Continue the passage below on minimizing the NLTV objective function by steepest gradient descent, starting right after equation (6).

SOURCE TEXT:
· · ·
The NLTV objective function of Eq. (2) is minimized by the steepest gradient descent method with an adaptive step size, which is expressed as follows:

$$P_{j}^{t + 1} = P_{j}^{t} - \lambda \frac{{\nabla R\left( {P_{j} } \right)}}{{\left| {\nabla R\left( P \right)} \right|}},$$
(4)
$$\lambda = \gamma \sqrt {\mathop \sum \limits_{j} P_{j}^{2} } ,$$
(5)

where λ is an adaptive parameter that controls the step size so that the smoothing degree is decreased according to an advancement in the iteration steps. By using the square root of all pixel elements updated in each steepest gradient descent step, this parameter is forced to progressively smaller values with an increase in the number of iterations. To avoid a local minimization due to an abrupt change, we use a scaling parameter \(\gamma\) and set it to an initial value of 1.0. If \(R\left( P \right)\) calculated at the current iteration step is larger than that at the previous one, this value is linearly decreased by multiplying a constant value (\(r_{red} = 0.8)\). \(\nabla {\text{R}}\left( {P_{j} } \right)\) is the gradient of the objective function \(R\left( P \right)\) at the j-th indexed pixel. The root-sum-square of the gradient calculated at all pixels, \(\left| {\nabla R\left( P \right)} \right|\), is required for the normalized gradient calculation. For clarity, we provide the following expression:

$$\nabla R\left( {P_{j} } \right) = \frac{\partial R\left( P \right)}{{\partial P_{j} }} = \frac{\partial R\left( P \right)}{{\partial P_{{\left( {u,v} \right)}} }} = \left( \begin{gathered} w_{{\left( {u,v} \right)}} \frac{{2P_{{\left( {u,v} \right)}} - P_{{\left( {u - 1,v} \right)}} - P_{{\left( {u,v - 1} \right)}} }}{{\sqrt {\left( {P_{{\left( {u,v} \right)}} - P_{{\left( {u - 1,v} \right)}} } \right)^{2} + \left( {P_{{\left( {u,v} \right)}} - P_{{\left( {u,v - 1} \right)}} } \right)^{2} } }} \hfill \\ + w_{{\left( {u + 1,v} \right)}} \frac{{P_{{\left( {u,v} \right)}} - P_{{\left( {u + 1,v} \right)}} }}{{\sqrt {\left( {P_{{\left( {u + 1,v} \right)}} - P_{{\left( {u,v} \right)}} } \right)^{2} + \left( {P_{{\left( {u + 1,v} \right)}} - P_{{\left( {u + 1,v - 1} \right)}} } \right)^{2} } }} \hfill \\ + w_{{\left( {u,v + 1} \right)}} \frac{{P_{{\left( {u,v} \right)}} - P_{{\left( {u,v + 1} \right)}} }}{{\sqrt {\left( {P_{{\left( {u,v + 1} \right)}} - P_{{\left( {u - 1,v + 1} \right)}} } \right)^{2} + \left( {P_{{\left( {u,v + 1} \right)}} - P_{{\left( {u,v} \right)}} } \right)^{2} } }} \hfill \\ \end{gathered} \right),$$
(6)
· · ·
LISTED RECORDS:
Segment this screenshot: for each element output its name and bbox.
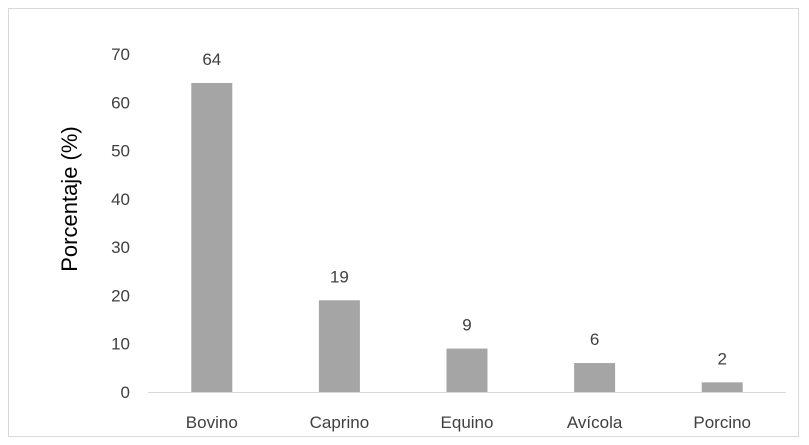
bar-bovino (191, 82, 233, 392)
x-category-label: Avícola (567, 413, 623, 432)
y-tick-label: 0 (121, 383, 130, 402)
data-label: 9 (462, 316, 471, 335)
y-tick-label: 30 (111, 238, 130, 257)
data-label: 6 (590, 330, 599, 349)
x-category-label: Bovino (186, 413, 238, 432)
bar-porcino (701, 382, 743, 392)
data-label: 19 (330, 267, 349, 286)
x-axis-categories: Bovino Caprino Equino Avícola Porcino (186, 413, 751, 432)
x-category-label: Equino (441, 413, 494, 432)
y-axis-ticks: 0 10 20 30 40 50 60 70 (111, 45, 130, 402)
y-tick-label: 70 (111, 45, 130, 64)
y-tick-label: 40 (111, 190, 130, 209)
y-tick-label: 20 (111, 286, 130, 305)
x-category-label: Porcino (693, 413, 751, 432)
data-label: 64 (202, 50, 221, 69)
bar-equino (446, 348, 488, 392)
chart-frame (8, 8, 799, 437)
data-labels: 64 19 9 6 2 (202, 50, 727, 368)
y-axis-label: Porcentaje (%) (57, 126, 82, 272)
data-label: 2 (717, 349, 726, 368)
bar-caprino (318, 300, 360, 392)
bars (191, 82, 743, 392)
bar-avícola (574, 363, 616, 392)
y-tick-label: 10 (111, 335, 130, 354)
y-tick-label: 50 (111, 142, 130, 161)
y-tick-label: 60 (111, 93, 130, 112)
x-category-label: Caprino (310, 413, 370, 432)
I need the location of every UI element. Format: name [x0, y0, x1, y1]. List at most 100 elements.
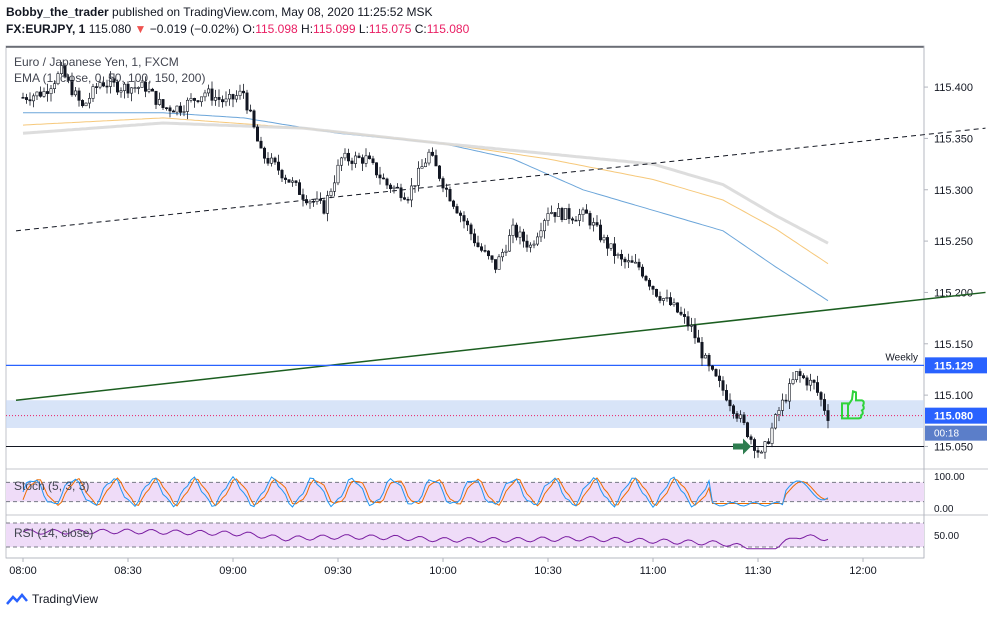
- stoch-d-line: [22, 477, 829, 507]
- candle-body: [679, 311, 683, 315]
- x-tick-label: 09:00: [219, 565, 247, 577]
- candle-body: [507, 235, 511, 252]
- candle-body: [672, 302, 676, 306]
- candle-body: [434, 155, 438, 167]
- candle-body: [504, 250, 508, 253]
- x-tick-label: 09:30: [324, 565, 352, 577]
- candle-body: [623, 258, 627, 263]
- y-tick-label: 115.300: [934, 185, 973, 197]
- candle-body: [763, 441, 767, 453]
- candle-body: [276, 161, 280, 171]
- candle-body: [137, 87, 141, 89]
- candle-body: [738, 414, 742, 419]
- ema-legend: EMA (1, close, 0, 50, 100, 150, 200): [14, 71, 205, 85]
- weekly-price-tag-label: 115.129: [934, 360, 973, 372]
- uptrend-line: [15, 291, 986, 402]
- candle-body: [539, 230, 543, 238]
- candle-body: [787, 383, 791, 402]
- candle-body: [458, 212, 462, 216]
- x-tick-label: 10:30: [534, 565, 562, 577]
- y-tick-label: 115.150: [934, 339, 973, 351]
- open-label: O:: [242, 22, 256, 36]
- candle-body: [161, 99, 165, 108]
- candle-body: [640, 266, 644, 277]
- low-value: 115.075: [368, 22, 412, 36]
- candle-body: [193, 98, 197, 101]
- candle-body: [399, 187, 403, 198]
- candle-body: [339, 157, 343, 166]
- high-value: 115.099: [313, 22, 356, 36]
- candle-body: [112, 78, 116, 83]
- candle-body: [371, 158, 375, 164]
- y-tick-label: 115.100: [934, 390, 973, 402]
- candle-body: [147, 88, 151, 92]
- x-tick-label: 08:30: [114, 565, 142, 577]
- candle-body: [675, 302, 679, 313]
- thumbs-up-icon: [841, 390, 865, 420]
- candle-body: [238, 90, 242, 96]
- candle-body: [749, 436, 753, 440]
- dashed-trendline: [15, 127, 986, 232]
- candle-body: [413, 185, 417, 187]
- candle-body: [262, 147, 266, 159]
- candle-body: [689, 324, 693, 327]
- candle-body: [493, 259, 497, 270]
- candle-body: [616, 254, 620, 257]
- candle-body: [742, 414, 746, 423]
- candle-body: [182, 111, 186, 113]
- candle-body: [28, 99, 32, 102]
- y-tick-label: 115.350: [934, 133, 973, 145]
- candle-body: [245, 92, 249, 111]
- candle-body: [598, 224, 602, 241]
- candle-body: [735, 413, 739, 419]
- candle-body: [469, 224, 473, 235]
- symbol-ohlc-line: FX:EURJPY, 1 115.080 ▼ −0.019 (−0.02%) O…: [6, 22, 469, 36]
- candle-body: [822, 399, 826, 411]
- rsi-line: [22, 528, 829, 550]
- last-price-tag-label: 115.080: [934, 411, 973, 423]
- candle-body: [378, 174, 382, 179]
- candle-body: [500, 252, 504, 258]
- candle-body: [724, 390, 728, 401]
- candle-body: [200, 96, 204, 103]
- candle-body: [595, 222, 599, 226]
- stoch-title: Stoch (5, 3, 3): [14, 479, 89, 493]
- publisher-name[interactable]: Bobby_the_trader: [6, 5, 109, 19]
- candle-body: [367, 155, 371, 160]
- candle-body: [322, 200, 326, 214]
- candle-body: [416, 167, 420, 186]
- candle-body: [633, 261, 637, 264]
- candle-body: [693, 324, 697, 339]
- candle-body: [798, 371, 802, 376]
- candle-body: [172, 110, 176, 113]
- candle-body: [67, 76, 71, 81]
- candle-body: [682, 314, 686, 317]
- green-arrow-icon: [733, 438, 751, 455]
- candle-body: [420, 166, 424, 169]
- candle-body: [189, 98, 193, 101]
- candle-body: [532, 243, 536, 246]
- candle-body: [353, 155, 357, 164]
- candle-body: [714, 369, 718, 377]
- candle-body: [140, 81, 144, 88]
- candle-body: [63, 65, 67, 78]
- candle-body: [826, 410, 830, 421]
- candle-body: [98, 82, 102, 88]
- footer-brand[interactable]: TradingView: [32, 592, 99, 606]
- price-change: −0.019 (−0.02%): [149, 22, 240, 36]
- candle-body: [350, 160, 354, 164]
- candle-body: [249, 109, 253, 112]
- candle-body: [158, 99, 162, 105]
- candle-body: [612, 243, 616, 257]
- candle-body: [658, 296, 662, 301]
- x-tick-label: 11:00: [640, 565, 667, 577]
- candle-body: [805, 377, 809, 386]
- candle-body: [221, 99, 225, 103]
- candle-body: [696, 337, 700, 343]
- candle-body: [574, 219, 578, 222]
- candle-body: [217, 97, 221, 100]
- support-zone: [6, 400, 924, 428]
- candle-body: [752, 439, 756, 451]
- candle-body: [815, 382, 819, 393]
· · ·
ANSWER FOR THE TASK:
$$\left| {\nabla R\left( P \right)} \right| = \sqrt {\mathop \sum \limits_{j} \left( {\nabla R\left( {P_{j} } \right)} \right)^{2} } ,$$
(7)

The optimal number of iterations for the steepest gradient descent step was fine-tuned so that the noisy pixels were minimized while preserving the striking features. In this study, the number of iterations for the steepest gradient descent step was set to ten. In considering all the components mentioned above, we present the pseudo-code of NLTV-based filtration as in Algorithm 1.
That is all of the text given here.